=== Stated problem ===
Each line in the entries below that holds the string "coordinate" is to be listed.

Figure record listings

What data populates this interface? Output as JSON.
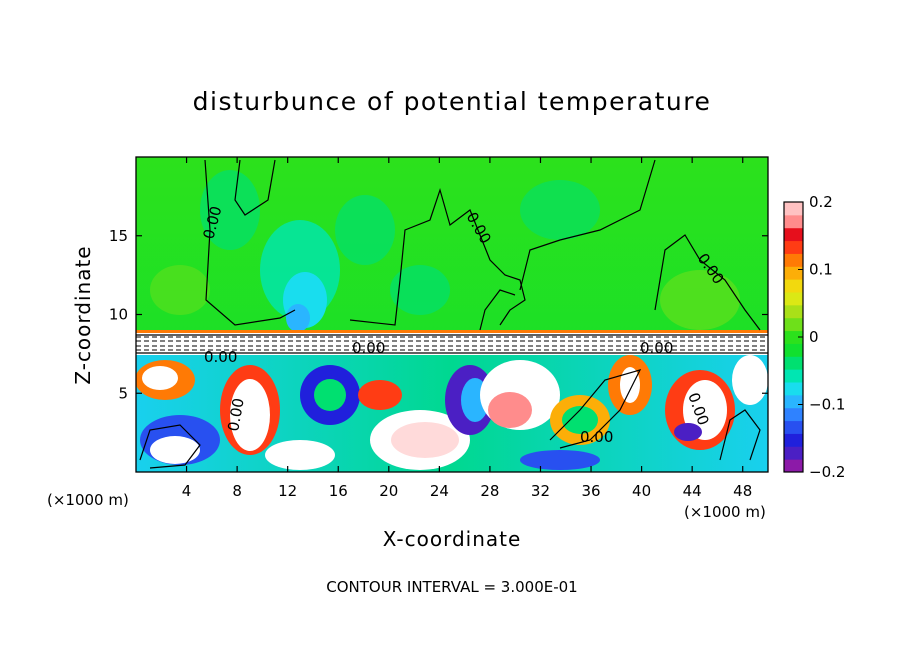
{
  "chart_data": {
    "type": "heatmap",
    "title": "disturbunce of potential temperature",
    "xlabel": "X-coordinate",
    "ylabel": "Z-coordinate",
    "x_unit": "(×1000 m)",
    "x_unit_left": "(×1000 m)",
    "x_ticks": [
      4,
      8,
      12,
      16,
      20,
      24,
      28,
      32,
      36,
      40,
      44,
      48
    ],
    "y_ticks": [
      5,
      10,
      15
    ],
    "xlim": [
      0,
      50
    ],
    "ylim": [
      0,
      20
    ],
    "grid": false,
    "colorbar": {
      "range": [
        -0.2,
        0.2
      ],
      "ticks": [
        "0.2",
        "0.1",
        "0",
        "−0.1",
        "−0.2"
      ],
      "colors": [
        "#8c1aa8",
        "#4b1fc4",
        "#2020dc",
        "#2850f0",
        "#2f82ff",
        "#2ab5ff",
        "#19ddee",
        "#00e6b2",
        "#00e070",
        "#11e02e",
        "#2ce11c",
        "#6ee01a",
        "#a9e018",
        "#dbe815",
        "#f2d90e",
        "#fcae08",
        "#ff7a05",
        "#ff3c14",
        "#e60f1c",
        "#ff8c8c",
        "#ffc2c2"
      ]
    },
    "contour_interval": "CONTOUR INTERVAL = 3.000E-01",
    "contour_labels": [
      "0.00",
      "0.00",
      "0.00",
      "0.00",
      "0.00",
      "0.00",
      "0.00",
      "0.00",
      "0.00"
    ],
    "stable_layer_z": [
      7.5,
      9.2
    ]
  }
}
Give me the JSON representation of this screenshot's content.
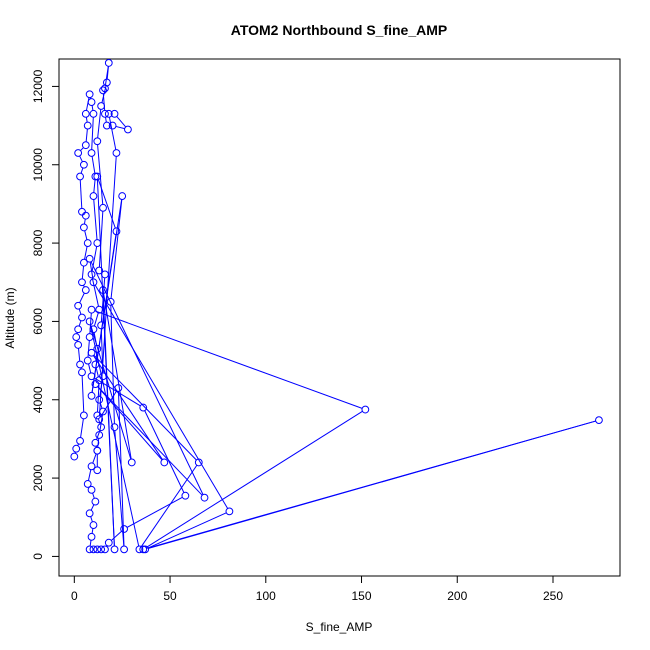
{
  "chart_data": {
    "type": "line",
    "title": "ATOM2 Northbound S_fine_AMP",
    "xlabel": "S_fine_AMP",
    "ylabel": "Altitude (m)",
    "xlim": [
      -8,
      285
    ],
    "ylim": [
      -500,
      12700
    ],
    "xticks": [
      0,
      50,
      100,
      150,
      200,
      250
    ],
    "yticks": [
      0,
      2000,
      4000,
      6000,
      8000,
      10000,
      12000
    ],
    "grid": false,
    "legend": "none",
    "color": "#0000ff",
    "series": [
      {
        "points": [
          [
            0,
            2550
          ],
          [
            1,
            2750
          ],
          [
            3,
            2950
          ],
          [
            5,
            3600
          ],
          [
            4,
            4700
          ],
          [
            3,
            4900
          ],
          [
            2,
            5400
          ],
          [
            1,
            5600
          ],
          [
            2,
            5800
          ],
          [
            4,
            6100
          ],
          [
            2,
            6400
          ],
          [
            6,
            6800
          ],
          [
            4,
            7000
          ],
          [
            5,
            7500
          ],
          [
            7,
            8000
          ],
          [
            5,
            8400
          ],
          [
            6,
            8700
          ],
          [
            4,
            8800
          ],
          [
            3,
            9700
          ],
          [
            5,
            10000
          ],
          [
            2,
            10300
          ],
          [
            6,
            10500
          ],
          [
            7,
            11000
          ],
          [
            6,
            11300
          ],
          [
            8,
            11800
          ],
          [
            9,
            11600
          ],
          [
            10,
            11300
          ],
          [
            9,
            10300
          ],
          [
            11,
            9700
          ],
          [
            10,
            9200
          ],
          [
            12,
            8000
          ],
          [
            9,
            7200
          ],
          [
            13,
            6300
          ],
          [
            10,
            5800
          ],
          [
            12,
            5300
          ],
          [
            11,
            4900
          ],
          [
            13,
            4500
          ],
          [
            12,
            3600
          ],
          [
            14,
            3300
          ],
          [
            11,
            2900
          ],
          [
            12,
            2700
          ],
          [
            9,
            2300
          ],
          [
            7,
            1850
          ],
          [
            9,
            1700
          ],
          [
            11,
            1400
          ],
          [
            8,
            1100
          ],
          [
            10,
            800
          ],
          [
            9,
            500
          ],
          [
            8,
            180
          ],
          [
            10,
            180
          ],
          [
            12,
            180
          ],
          [
            14,
            180
          ],
          [
            16,
            180
          ],
          [
            18,
            350
          ],
          [
            26,
            700
          ],
          [
            58,
            1550
          ],
          [
            36,
            3800
          ],
          [
            9,
            4600
          ],
          [
            7,
            5000
          ],
          [
            8,
            5600
          ],
          [
            9,
            6300
          ],
          [
            152,
            3750
          ],
          [
            36,
            180
          ],
          [
            274,
            3480
          ],
          [
            37,
            180
          ],
          [
            81,
            1150
          ],
          [
            10,
            7000
          ],
          [
            8,
            7600
          ],
          [
            68,
            1500
          ],
          [
            11,
            4400
          ],
          [
            47,
            2400
          ],
          [
            9,
            5200
          ],
          [
            65,
            2400
          ],
          [
            34,
            180
          ],
          [
            8,
            6000
          ],
          [
            30,
            2400
          ],
          [
            15,
            6800
          ],
          [
            21,
            180
          ],
          [
            12,
            9700
          ],
          [
            22,
            8300
          ],
          [
            9,
            4100
          ],
          [
            25,
            9200
          ],
          [
            19,
            6500
          ],
          [
            21,
            3300
          ],
          [
            26,
            180
          ],
          [
            23,
            4300
          ],
          [
            13,
            3500
          ],
          [
            22,
            10300
          ],
          [
            18,
            11300
          ],
          [
            21,
            11300
          ],
          [
            28,
            10900
          ],
          [
            20,
            11000
          ],
          [
            17,
            11000
          ],
          [
            16,
            11300
          ],
          [
            15,
            11900
          ],
          [
            16,
            11950
          ],
          [
            18,
            12600
          ],
          [
            17,
            12100
          ],
          [
            14,
            11500
          ],
          [
            12,
            10600
          ],
          [
            15,
            8900
          ],
          [
            13,
            7300
          ],
          [
            16,
            7200
          ],
          [
            14,
            5900
          ],
          [
            15,
            4600
          ],
          [
            13,
            4000
          ],
          [
            15,
            3700
          ],
          [
            13,
            3100
          ],
          [
            12,
            2700
          ],
          [
            12,
            2200
          ]
        ]
      }
    ]
  }
}
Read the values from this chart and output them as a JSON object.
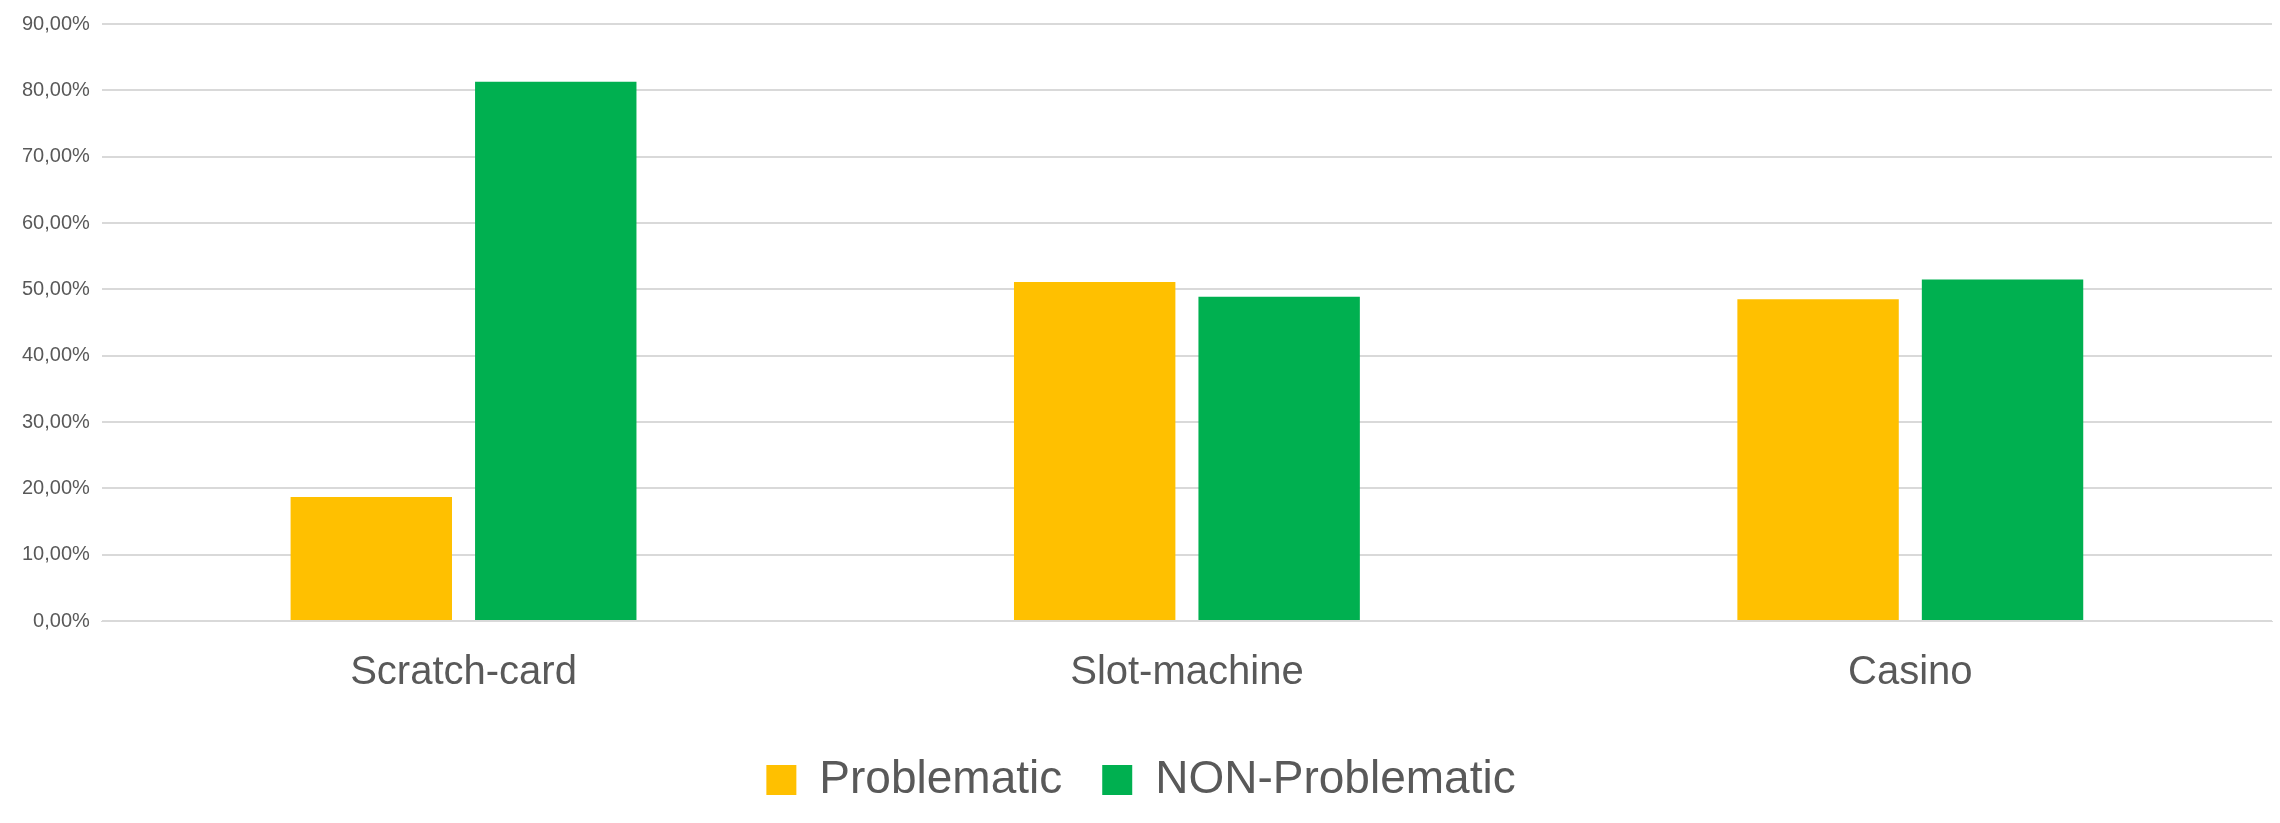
{
  "chart_data": {
    "type": "bar",
    "categories": [
      "Scratch-card",
      "Slot-machine",
      "Casino"
    ],
    "series": [
      {
        "name": "Problematic",
        "color": "#ffc000",
        "values": [
          18.7,
          51.1,
          48.5
        ]
      },
      {
        "name": "NON-Problematic",
        "color": "#00b050",
        "values": [
          81.3,
          48.9,
          51.5
        ]
      }
    ],
    "ylim": [
      0,
      90
    ],
    "yticks": [
      {
        "value": 0,
        "label": "0,00%"
      },
      {
        "value": 10,
        "label": "10,00%"
      },
      {
        "value": 20,
        "label": "20,00%"
      },
      {
        "value": 30,
        "label": "30,00%"
      },
      {
        "value": 40,
        "label": "40,00%"
      },
      {
        "value": 50,
        "label": "50,00%"
      },
      {
        "value": 60,
        "label": "60,00%"
      },
      {
        "value": 70,
        "label": "70,00%"
      },
      {
        "value": 80,
        "label": "80,00%"
      },
      {
        "value": 90,
        "label": "90,00%"
      }
    ],
    "grid": "y",
    "legend": "bottom"
  }
}
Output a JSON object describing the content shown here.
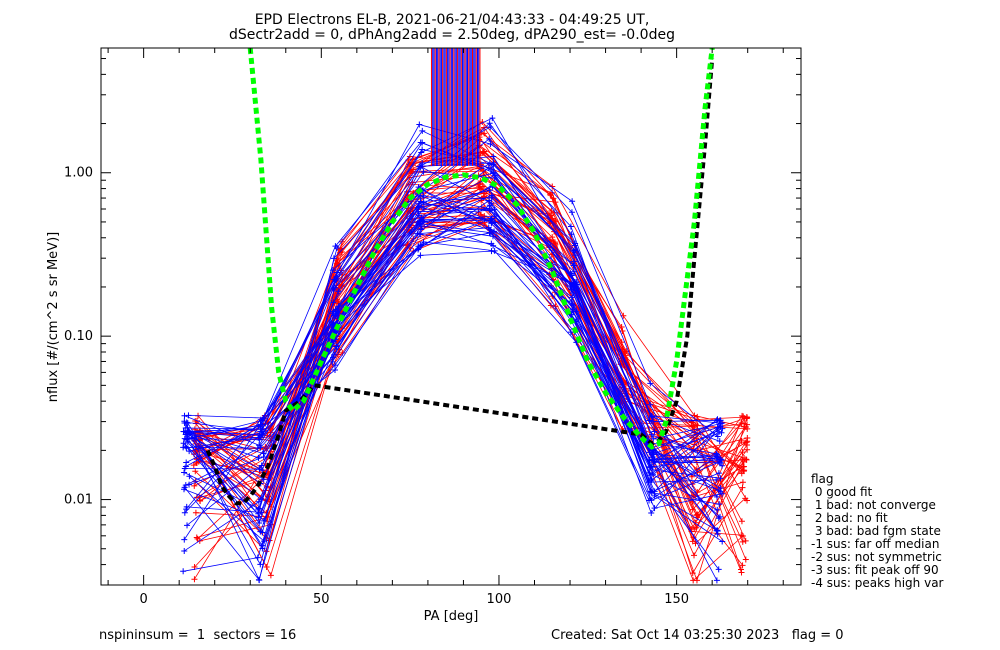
{
  "chart_data": {
    "type": "line",
    "title_line1": "EPD Electrons EL-B, 2021-06-21/04:43:33 - 04:49:25 UT,",
    "title_line2": "dSectr2add = 0, dPhAng2add = 2.50deg, dPA290_est=  -0.0deg",
    "xlabel": "PA [deg]",
    "ylabel": "nflux [#/(cm^2 s sr MeV)]",
    "xlim": [
      -12,
      185
    ],
    "ylim": [
      0.003,
      5.8
    ],
    "y_scale": "log",
    "x_ticks": [
      {
        "value": 0,
        "label": "0"
      },
      {
        "value": 50,
        "label": "50"
      },
      {
        "value": 100,
        "label": "100"
      },
      {
        "value": 150,
        "label": "150"
      }
    ],
    "y_ticks": [
      {
        "value": 0.01,
        "label": "0.01"
      },
      {
        "value": 0.1,
        "label": "0.10"
      },
      {
        "value": 1.0,
        "label": "1.00"
      }
    ],
    "fit_curve_green": {
      "color": "#00ff00",
      "x": [
        30,
        33,
        36,
        38,
        40,
        42,
        45,
        50,
        55,
        60,
        65,
        70,
        75,
        80,
        85,
        90,
        95,
        100,
        105,
        110,
        115,
        120,
        125,
        130,
        135,
        140,
        143,
        145,
        147,
        150,
        155,
        158,
        160
      ],
      "y": [
        5.8,
        1.2,
        0.15,
        0.06,
        0.04,
        0.035,
        0.04,
        0.07,
        0.12,
        0.2,
        0.33,
        0.5,
        0.7,
        0.85,
        0.94,
        0.97,
        0.93,
        0.82,
        0.64,
        0.43,
        0.25,
        0.13,
        0.07,
        0.045,
        0.032,
        0.024,
        0.021,
        0.022,
        0.03,
        0.07,
        0.5,
        2.5,
        5.8
      ]
    },
    "fit_curve_black": {
      "color": "#000000",
      "x": [
        18,
        20,
        22,
        24,
        26,
        28,
        30,
        32,
        35,
        38,
        40,
        44,
        48,
        140,
        143,
        145,
        147,
        150,
        153,
        155,
        158,
        160
      ],
      "y": [
        0.02,
        0.016,
        0.012,
        0.0105,
        0.0095,
        0.0095,
        0.0105,
        0.012,
        0.016,
        0.025,
        0.035,
        0.04,
        0.05,
        0.025,
        0.022,
        0.023,
        0.026,
        0.04,
        0.1,
        0.3,
        1.5,
        5.0
      ]
    },
    "series": [
      {
        "name": "red",
        "color": "#ff0000"
      },
      {
        "name": "blue",
        "color": "#0000ff"
      }
    ],
    "legend": {
      "title": "flag",
      "placement": "right",
      "items": [
        " 0 good fit",
        " 1 bad: not converge",
        " 2 bad: no fit",
        " 3 bad: bad fgm state",
        "-1 sus: far off median",
        "-2 sus: not symmetric",
        "-3 sus: fit peak off 90",
        "-4 sus: peaks high var"
      ]
    },
    "footer_left": "nspininsum =  1  sectors = 16",
    "footer_right": "Created: Sat Oct 14 03:25:30 2023   flag = 0"
  }
}
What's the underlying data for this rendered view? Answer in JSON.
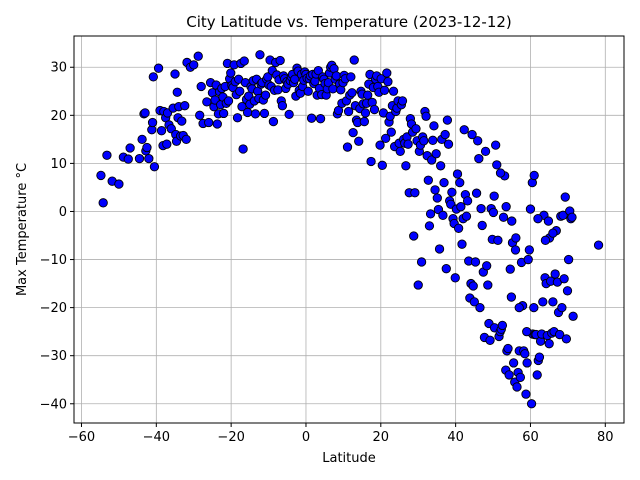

=== Worked answer ===
    "xlabel": "X-coordinate",
    "ylabel": "Z-coordinate",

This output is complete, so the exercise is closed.